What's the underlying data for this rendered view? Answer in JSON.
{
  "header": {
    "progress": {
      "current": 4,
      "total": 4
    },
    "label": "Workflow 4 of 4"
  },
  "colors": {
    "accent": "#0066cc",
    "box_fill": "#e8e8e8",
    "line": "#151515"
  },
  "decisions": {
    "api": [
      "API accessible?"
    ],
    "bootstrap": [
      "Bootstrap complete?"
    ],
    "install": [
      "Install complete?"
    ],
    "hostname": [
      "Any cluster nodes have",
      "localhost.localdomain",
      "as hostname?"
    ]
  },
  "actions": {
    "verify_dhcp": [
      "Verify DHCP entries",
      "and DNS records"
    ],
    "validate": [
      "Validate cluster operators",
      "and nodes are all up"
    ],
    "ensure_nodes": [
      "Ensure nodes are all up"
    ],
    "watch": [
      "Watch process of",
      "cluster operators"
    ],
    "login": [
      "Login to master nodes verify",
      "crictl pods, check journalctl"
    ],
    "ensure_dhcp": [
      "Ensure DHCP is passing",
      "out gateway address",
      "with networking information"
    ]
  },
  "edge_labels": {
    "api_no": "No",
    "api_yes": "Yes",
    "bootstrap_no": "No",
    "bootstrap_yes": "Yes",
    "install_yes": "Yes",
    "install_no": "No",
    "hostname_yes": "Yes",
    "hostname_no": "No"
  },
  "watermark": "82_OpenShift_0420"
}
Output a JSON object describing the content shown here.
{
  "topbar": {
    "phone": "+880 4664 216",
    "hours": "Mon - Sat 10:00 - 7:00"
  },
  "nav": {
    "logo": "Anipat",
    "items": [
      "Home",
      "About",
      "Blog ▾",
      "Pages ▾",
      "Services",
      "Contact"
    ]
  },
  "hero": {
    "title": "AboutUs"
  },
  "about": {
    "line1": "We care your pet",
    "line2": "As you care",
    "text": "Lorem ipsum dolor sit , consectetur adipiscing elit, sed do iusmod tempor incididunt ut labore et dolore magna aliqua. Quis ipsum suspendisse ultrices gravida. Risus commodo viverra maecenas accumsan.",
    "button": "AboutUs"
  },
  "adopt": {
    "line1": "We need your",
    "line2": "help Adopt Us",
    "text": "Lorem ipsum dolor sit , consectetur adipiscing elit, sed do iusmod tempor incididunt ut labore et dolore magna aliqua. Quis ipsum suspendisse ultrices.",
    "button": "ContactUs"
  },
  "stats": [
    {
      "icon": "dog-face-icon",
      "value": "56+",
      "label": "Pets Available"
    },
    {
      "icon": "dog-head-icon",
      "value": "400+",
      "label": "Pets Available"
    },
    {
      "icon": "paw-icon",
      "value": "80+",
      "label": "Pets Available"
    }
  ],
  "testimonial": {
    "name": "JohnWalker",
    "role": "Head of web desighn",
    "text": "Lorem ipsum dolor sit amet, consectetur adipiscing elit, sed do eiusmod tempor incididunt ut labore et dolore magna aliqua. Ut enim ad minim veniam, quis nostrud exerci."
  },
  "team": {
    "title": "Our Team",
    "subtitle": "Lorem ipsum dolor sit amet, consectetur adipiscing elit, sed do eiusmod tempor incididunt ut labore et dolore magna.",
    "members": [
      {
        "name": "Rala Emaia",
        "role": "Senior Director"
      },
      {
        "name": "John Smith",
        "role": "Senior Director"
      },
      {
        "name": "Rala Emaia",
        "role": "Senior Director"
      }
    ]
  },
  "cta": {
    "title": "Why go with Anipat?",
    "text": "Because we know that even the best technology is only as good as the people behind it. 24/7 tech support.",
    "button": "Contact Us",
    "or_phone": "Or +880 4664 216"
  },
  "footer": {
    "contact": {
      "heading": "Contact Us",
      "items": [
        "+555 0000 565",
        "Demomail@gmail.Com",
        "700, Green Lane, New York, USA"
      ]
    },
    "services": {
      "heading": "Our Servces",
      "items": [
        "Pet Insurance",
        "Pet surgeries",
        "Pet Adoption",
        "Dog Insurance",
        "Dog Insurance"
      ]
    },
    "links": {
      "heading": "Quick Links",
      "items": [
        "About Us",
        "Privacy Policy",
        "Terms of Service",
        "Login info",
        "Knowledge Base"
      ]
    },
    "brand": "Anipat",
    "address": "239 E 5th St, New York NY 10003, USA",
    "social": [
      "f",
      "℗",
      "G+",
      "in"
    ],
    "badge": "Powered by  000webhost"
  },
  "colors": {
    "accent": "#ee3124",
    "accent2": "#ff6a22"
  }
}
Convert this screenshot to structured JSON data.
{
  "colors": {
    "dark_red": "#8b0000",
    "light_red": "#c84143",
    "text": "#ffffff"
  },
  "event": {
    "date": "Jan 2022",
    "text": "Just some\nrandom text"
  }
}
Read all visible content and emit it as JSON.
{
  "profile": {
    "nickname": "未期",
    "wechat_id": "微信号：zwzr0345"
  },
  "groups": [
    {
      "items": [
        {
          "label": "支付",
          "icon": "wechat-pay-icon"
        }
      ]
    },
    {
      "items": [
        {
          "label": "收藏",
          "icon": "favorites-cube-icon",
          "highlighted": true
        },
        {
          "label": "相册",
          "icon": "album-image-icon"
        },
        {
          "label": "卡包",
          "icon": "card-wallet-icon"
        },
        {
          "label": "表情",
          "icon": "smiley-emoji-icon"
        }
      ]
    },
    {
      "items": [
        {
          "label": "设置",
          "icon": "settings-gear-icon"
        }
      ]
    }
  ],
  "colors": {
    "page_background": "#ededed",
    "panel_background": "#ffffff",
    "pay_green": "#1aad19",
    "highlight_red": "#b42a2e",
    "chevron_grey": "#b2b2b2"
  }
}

= = = = =

* Given request *
Retype the records that precede this task, keeping them exactly the same.

* Solved problem *
What's the underlying data for this rendered view? Answer in JSON.
{
  "header": {
    "progress": {
      "current": 4,
      "total": 4
    },
    "label": "Workflow 4 of 4"
  },
  "colors": {
    "accent": "#0066cc",
    "box_fill": "#e8e8e8",
    "line": "#151515"
  },
  "decisions": {
    "api": [
      "API accessible?"
    ],
    "bootstrap": [
      "Bootstrap complete?"
    ],
    "install": [
      "Install complete?"
    ],
    "hostname": [
      "Any cluster nodes have",
      "localhost.localdomain",
      "as hostname?"
    ]
  },
  "actions": {
    "verify_dhcp": [
      "Verify DHCP entries",
      "and DNS records"
    ],
    "validate": [
      "Validate cluster operators",
      "and nodes are all up"
    ],
    "ensure_nodes": [
      "Ensure nodes are all up"
    ],
    "watch": [
      "Watch process of",
      "cluster operators"
    ],
    "login": [
      "Login to master nodes verify",
      "crictl pods, check journalctl"
    ],
    "ensure_dhcp": [
      "Ensure DHCP is passing",
      "out gateway address",
      "with networking information"
    ]
  },
  "edge_labels": {
    "api_no": "No",
    "api_yes": "Yes",
    "bootstrap_no": "No",
    "bootstrap_yes": "Yes",
    "install_yes": "Yes",
    "install_no": "No",
    "hostname_yes": "Yes",
    "hostname_no": "No"
  },
  "watermark": "82_OpenShift_0420"
}
Output a JSON object describing the content shown here.
{
  "topbar": {
    "phone": "+880 4664 216",
    "hours": "Mon - Sat 10:00 - 7:00"
  },
  "nav": {
    "logo": "Anipat",
    "items": [
      "Home",
      "About",
      "Blog ▾",
      "Pages ▾",
      "Services",
      "Contact"
    ]
  },
  "hero": {
    "title": "AboutUs"
  },
  "about": {
    "line1": "We care your pet",
    "line2": "As you care",
    "text": "Lorem ipsum dolor sit , consectetur adipiscing elit, sed do iusmod tempor incididunt ut labore et dolore magna aliqua. Quis ipsum suspendisse ultrices gravida. Risus commodo viverra maecenas accumsan.",
    "button": "AboutUs"
  },
  "adopt": {
    "line1": "We need your",
    "line2": "help Adopt Us",
    "text": "Lorem ipsum dolor sit , consectetur adipiscing elit, sed do iusmod tempor incididunt ut labore et dolore magna aliqua. Quis ipsum suspendisse ultrices.",
    "button": "ContactUs"
  },
  "stats": [
    {
      "icon": "dog-face-icon",
      "value": "56+",
      "label": "Pets Available"
    },
    {
      "icon": "dog-head-icon",
      "value": "400+",
      "label": "Pets Available"
    },
    {
      "icon": "paw-icon",
      "value": "80+",
      "label": "Pets Available"
    }
  ],
  "testimonial": {
    "name": "JohnWalker",
    "role": "Head of web desighn",
    "text": "Lorem ipsum dolor sit amet, consectetur adipiscing elit, sed do eiusmod tempor incididunt ut labore et dolore magna aliqua. Ut enim ad minim veniam, quis nostrud exerci."
  },
  "team": {
    "title": "Our Team",
    "subtitle": "Lorem ipsum dolor sit amet, consectetur adipiscing elit, sed do eiusmod tempor incididunt ut labore et dolore magna.",
    "members": [
      {
        "name": "Rala Emaia",
        "role": "Senior Director"
      },
      {
        "name": "John Smith",
        "role": "Senior Director"
      },
      {
        "name": "Rala Emaia",
        "role": "Senior Director"
      }
    ]
  },
  "cta": {
    "title": "Why go with Anipat?",
    "text": "Because we know that even the best technology is only as good as the people behind it. 24/7 tech support.",
    "button": "Contact Us",
    "or_phone": "Or +880 4664 216"
  },
  "footer": {
    "contact": {
      "heading": "Contact Us",
      "items": [
        "+555 0000 565",
        "Demomail@gmail.Com",
        "700, Green Lane, New York, USA"
      ]
    },
    "services": {
      "heading": "Our Servces",
      "items": [
        "Pet Insurance",
        "Pet surgeries",
        "Pet Adoption",
        "Dog Insurance",
        "Dog Insurance"
      ]
    },
    "links": {
      "heading": "Quick Links",
      "items": [
        "About Us",
        "Privacy Policy",
        "Terms of Service",
        "Login info",
        "Knowledge Base"
      ]
    },
    "brand": "Anipat",
    "address": "239 E 5th St, New York NY 10003, USA",
    "social": [
      "f",
      "℗",
      "G+",
      "in"
    ],
    "badge": "Powered by  000webhost"
  },
  "colors": {
    "accent": "#ee3124",
    "accent2": "#ff6a22"
  }
}
Convert this screenshot to structured JSON data.
{
  "colors": {
    "dark_red": "#8b0000",
    "light_red": "#c84143",
    "text": "#ffffff"
  },
  "event": {
    "date": "Jan 2022",
    "text": "Just some\nrandom text"
  }
}
Read all visible content and emit it as JSON.
{
  "profile": {
    "nickname": "未期",
    "wechat_id": "微信号：zwzr0345"
  },
  "groups": [
    {
      "items": [
        {
          "label": "支付",
          "icon": "wechat-pay-icon"
        }
      ]
    },
    {
      "items": [
        {
          "label": "收藏",
          "icon": "favorites-cube-icon",
          "highlighted": true
        },
        {
          "label": "相册",
          "icon": "album-image-icon"
        },
        {
          "label": "卡包",
          "icon": "card-wallet-icon"
        },
        {
          "label": "表情",
          "icon": "smiley-emoji-icon"
        }
      ]
    },
    {
      "items": [
        {
          "label": "设置",
          "icon": "settings-gear-icon"
        }
      ]
    }
  ],
  "colors": {
    "page_background": "#ededed",
    "panel_background": "#ffffff",
    "pay_green": "#1aad19",
    "highlight_red": "#b42a2e",
    "chevron_grey": "#b2b2b2"
  }
}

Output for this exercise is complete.